JOB —
Reproduce the listing word for word. Skip any image.
+++ EXCERPTED DATA +++
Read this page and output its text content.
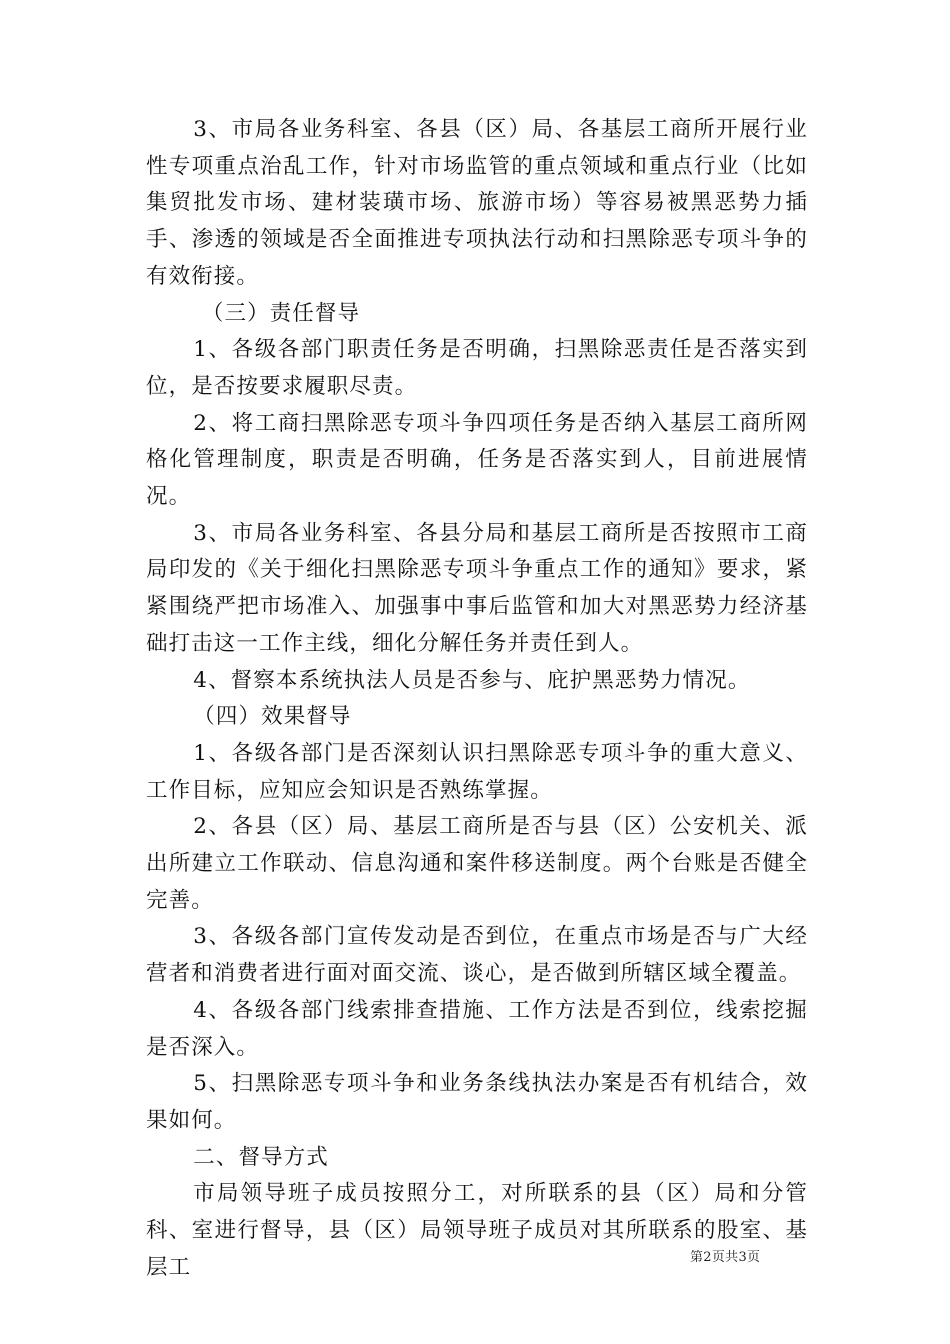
3、市局各业务科室、各县（区）局、各基层工商所开展行业性专项重点治乱工作，针对市场监管的重点领域和重点行业（比如集贸批发市场、建材装璜市场、旅游市场）等容易被黑恶势力插手、渗透的领域是否全面推进专项执法行动和扫黑除恶专项斗争的有效衔接。

（三）责任督导

1、各级各部门职责任务是否明确，扫黑除恶责任是否落实到位，是否按要求履职尽责。

2、将工商扫黑除恶专项斗争四项任务是否纳入基层工商所网格化管理制度，职责是否明确，任务是否落实到人，目前进展情况。

3、市局各业务科室、各县分局和基层工商所是否按照市工商局印发的《关于细化扫黑除恶专项斗争重点工作的通知》要求，紧紧围绕严把市场准入、加强事中事后监管和加大对黑恶势力经济基础打击这一工作主线，细化分解任务并责任到人。

4、督察本系统执法人员是否参与、庇护黑恶势力情况。

（四）效果督导

1、各级各部门是否深刻认识扫黑除恶专项斗争的重大意义、工作目标，应知应会知识是否熟练掌握。

2、各县（区）局、基层工商所是否与县（区）公安机关、派出所建立工作联动、信息沟通和案件移送制度。两个台账是否健全完善。

3、各级各部门宣传发动是否到位，在重点市场是否与广大经营者和消费者进行面对面交流、谈心，是否做到所辖区域全覆盖。

4、各级各部门线索排查措施、工作方法是否到位，线索挖掘是否深入。

5、扫黑除恶专项斗争和业务条线执法办案是否有机结合，效果如何。

二、督导方式

市局领导班子成员按照分工，对所联系的县（区）局和分管科、室进行督导，县（区）局领导班子成员对其所联系的股室、基层工	第2页共3页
+++
EXERCISE RESPONSE —
Read this page and output its text content.
3、市局各业务科室、各县（区）局、各基层工商所开展行业性专项重点治乱工作，针对市场监管的重点领域和重点行业（比如集贸批发市场、建材装璜市场、旅游市场）等容易被黑恶势力插手、渗透的领域是否全面推进专项执法行动和扫黑除恶专项斗争的有效衔接。

（三）责任督导

1、各级各部门职责任务是否明确，扫黑除恶责任是否落实到位，是否按要求履职尽责。

2、将工商扫黑除恶专项斗争四项任务是否纳入基层工商所网格化管理制度，职责是否明确，任务是否落实到人，目前进展情况。

3、市局各业务科室、各县分局和基层工商所是否按照市工商局印发的《关于细化扫黑除恶专项斗争重点工作的通知》要求，紧紧围绕严把市场准入、加强事中事后监管和加大对黑恶势力经济基础打击这一工作主线，细化分解任务并责任到人。

4、督察本系统执法人员是否参与、庇护黑恶势力情况。

（四）效果督导

1、各级各部门是否深刻认识扫黑除恶专项斗争的重大意义、工作目标，应知应会知识是否熟练掌握。

2、各县（区）局、基层工商所是否与县（区）公安机关、派出所建立工作联动、信息沟通和案件移送制度。两个台账是否健全完善。

3、各级各部门宣传发动是否到位，在重点市场是否与广大经营者和消费者进行面对面交流、谈心，是否做到所辖区域全覆盖。

4、各级各部门线索排查措施、工作方法是否到位，线索挖掘是否深入。

5、扫黑除恶专项斗争和业务条线执法办案是否有机结合，效果如何。

二、督导方式

市局领导班子成员按照分工，对所联系的县（区）局和分管科、室进行督导，县（区）局领导班子成员对其所联系的股室、基层工	第2页共3页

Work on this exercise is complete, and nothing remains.